INSTRUCTION: Among the entries, which lines carry the string "Your"? Copy each of them.

==================================================

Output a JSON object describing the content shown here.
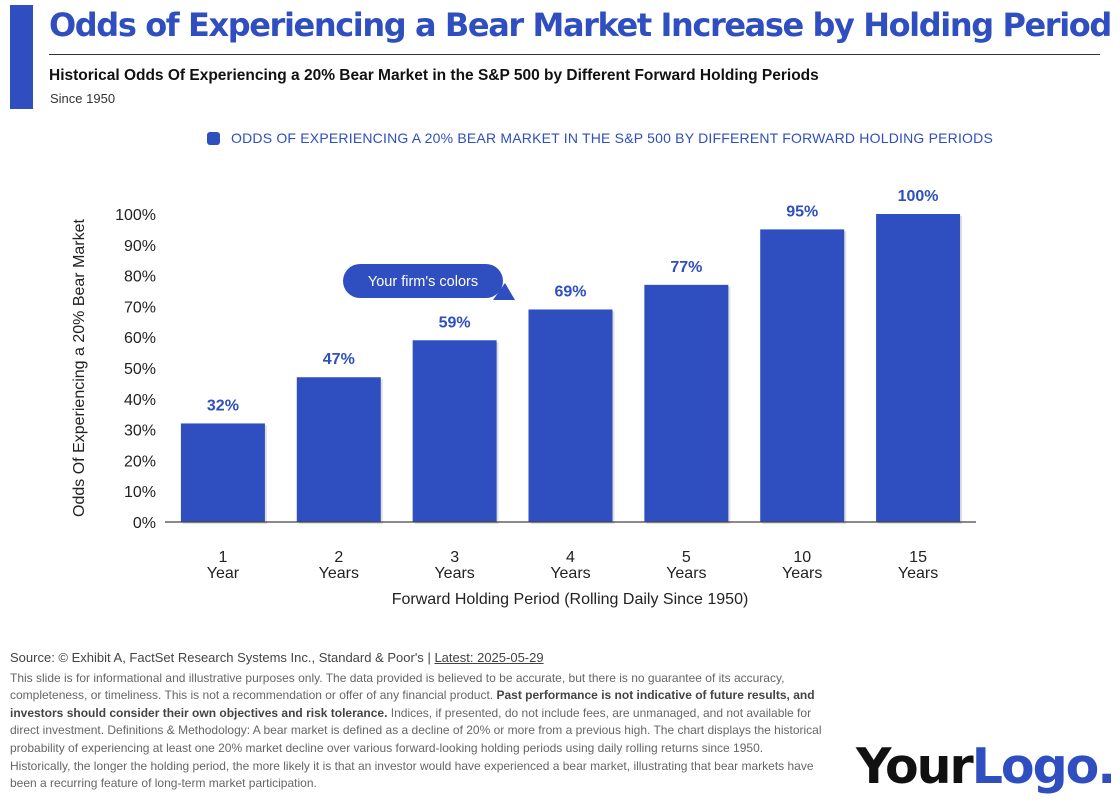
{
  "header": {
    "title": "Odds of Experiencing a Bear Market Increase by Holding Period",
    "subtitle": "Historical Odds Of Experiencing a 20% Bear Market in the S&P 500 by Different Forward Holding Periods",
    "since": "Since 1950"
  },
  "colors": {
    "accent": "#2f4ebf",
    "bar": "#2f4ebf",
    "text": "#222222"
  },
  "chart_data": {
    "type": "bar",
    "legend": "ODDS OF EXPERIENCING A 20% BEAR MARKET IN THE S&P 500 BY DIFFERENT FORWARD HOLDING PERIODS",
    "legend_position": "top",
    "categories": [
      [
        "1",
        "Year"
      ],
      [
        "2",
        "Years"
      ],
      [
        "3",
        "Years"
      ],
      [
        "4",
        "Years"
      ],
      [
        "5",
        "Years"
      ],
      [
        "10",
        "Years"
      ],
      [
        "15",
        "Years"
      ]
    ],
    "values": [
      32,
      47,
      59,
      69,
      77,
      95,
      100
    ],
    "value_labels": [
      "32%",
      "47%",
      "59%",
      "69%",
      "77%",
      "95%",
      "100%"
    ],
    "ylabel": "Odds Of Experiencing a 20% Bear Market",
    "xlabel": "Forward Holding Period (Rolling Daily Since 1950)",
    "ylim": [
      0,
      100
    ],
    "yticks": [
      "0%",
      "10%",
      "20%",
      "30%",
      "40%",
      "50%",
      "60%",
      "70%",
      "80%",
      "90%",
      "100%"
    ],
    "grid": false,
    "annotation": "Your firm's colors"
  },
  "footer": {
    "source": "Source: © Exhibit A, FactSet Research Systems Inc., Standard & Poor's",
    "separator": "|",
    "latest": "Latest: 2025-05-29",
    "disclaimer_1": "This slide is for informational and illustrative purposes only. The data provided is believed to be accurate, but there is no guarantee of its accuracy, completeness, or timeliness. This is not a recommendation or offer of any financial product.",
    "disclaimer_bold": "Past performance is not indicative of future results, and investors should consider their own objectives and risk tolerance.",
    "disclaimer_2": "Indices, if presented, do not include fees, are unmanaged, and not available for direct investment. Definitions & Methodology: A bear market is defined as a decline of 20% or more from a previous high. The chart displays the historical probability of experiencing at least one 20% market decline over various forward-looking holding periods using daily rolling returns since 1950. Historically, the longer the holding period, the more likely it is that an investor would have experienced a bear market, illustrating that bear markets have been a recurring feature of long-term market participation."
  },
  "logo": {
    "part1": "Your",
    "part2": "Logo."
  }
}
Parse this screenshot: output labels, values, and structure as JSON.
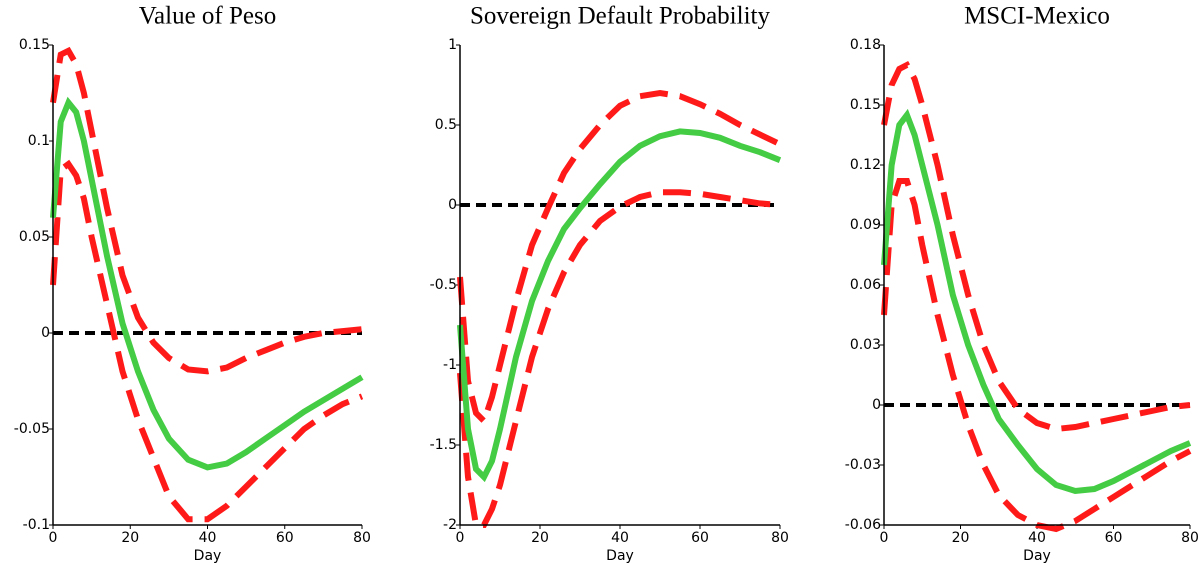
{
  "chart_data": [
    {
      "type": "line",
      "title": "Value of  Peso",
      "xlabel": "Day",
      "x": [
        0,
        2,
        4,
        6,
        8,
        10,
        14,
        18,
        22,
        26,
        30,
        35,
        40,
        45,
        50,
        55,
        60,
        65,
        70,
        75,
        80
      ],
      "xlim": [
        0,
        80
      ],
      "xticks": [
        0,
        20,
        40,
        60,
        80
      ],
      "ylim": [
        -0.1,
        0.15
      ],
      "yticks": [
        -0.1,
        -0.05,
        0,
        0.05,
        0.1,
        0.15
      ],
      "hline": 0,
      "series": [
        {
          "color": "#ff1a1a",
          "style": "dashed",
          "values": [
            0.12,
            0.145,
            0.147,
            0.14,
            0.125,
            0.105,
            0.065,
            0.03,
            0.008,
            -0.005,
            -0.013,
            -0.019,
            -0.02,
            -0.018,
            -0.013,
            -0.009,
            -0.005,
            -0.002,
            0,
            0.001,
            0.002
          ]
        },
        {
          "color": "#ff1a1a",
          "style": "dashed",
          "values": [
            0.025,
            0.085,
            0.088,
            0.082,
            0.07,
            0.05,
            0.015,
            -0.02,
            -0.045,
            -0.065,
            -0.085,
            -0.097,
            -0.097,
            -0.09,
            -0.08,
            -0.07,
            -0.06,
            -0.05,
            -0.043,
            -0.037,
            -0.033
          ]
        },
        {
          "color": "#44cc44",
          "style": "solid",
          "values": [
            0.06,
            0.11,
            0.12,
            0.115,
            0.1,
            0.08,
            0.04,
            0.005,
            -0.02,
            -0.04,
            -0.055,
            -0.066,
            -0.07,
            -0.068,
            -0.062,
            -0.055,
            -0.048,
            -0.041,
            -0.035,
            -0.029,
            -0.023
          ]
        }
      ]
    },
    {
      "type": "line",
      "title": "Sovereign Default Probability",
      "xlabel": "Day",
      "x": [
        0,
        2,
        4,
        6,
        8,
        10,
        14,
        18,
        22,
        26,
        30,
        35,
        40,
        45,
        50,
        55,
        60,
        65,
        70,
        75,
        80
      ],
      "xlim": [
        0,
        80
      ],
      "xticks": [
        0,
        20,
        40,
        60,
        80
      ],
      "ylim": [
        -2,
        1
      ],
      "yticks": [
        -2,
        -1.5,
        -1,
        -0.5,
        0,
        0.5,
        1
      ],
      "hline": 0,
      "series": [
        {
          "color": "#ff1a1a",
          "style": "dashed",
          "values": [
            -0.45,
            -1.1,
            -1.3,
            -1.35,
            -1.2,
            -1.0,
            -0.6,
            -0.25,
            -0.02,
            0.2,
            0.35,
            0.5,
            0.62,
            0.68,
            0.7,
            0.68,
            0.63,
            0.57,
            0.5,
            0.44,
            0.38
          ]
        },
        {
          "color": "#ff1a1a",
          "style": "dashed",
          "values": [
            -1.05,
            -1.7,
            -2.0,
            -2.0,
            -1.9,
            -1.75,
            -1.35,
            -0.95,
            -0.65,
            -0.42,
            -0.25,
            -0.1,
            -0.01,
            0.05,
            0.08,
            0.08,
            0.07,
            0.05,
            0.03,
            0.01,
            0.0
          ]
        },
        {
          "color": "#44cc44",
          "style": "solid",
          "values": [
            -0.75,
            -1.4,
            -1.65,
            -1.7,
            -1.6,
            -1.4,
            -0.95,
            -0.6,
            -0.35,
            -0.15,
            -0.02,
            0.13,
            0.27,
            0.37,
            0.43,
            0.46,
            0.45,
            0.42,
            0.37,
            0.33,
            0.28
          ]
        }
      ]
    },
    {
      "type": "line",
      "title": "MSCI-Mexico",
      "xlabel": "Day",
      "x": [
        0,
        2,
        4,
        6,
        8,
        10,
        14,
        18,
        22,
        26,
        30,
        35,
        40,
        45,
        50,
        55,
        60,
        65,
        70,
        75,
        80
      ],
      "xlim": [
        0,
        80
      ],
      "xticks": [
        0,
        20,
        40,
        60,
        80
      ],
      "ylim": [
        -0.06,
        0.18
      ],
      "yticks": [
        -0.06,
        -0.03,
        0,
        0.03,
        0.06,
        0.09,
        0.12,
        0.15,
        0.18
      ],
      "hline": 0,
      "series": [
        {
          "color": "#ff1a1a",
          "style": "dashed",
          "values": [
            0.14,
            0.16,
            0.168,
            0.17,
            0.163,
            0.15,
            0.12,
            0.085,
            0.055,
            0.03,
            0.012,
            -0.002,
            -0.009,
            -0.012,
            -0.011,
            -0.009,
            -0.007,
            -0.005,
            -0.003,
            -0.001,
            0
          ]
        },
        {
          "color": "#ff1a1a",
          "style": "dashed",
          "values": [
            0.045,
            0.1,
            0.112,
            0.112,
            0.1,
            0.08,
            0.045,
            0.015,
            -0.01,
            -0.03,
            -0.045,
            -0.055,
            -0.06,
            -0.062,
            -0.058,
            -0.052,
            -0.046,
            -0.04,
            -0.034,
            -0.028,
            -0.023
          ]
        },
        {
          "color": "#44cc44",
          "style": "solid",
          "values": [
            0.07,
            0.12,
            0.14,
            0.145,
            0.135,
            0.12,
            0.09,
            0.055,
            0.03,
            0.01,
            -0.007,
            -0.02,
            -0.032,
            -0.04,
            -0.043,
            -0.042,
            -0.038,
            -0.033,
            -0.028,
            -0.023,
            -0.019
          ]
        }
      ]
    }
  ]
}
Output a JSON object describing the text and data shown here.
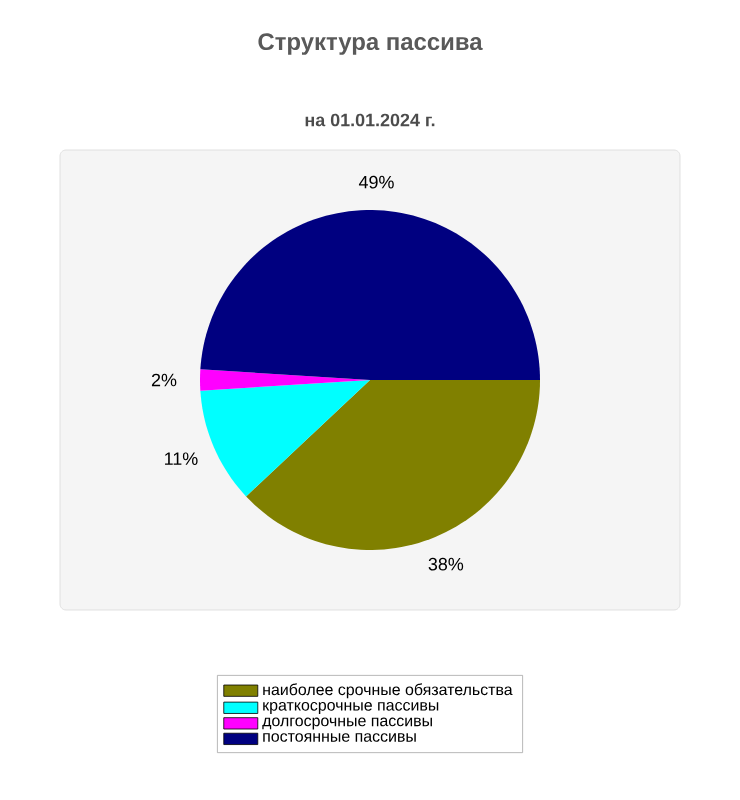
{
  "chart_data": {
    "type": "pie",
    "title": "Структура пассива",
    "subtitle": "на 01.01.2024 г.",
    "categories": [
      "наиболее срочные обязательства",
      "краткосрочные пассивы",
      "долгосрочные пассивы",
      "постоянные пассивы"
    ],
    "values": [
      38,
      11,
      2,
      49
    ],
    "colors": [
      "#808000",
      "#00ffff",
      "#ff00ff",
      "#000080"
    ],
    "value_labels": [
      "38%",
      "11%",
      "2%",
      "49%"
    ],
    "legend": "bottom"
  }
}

==================================================

FINISHED TASK:
    "annotation": "Your firm's colors"
    "part1": "Your",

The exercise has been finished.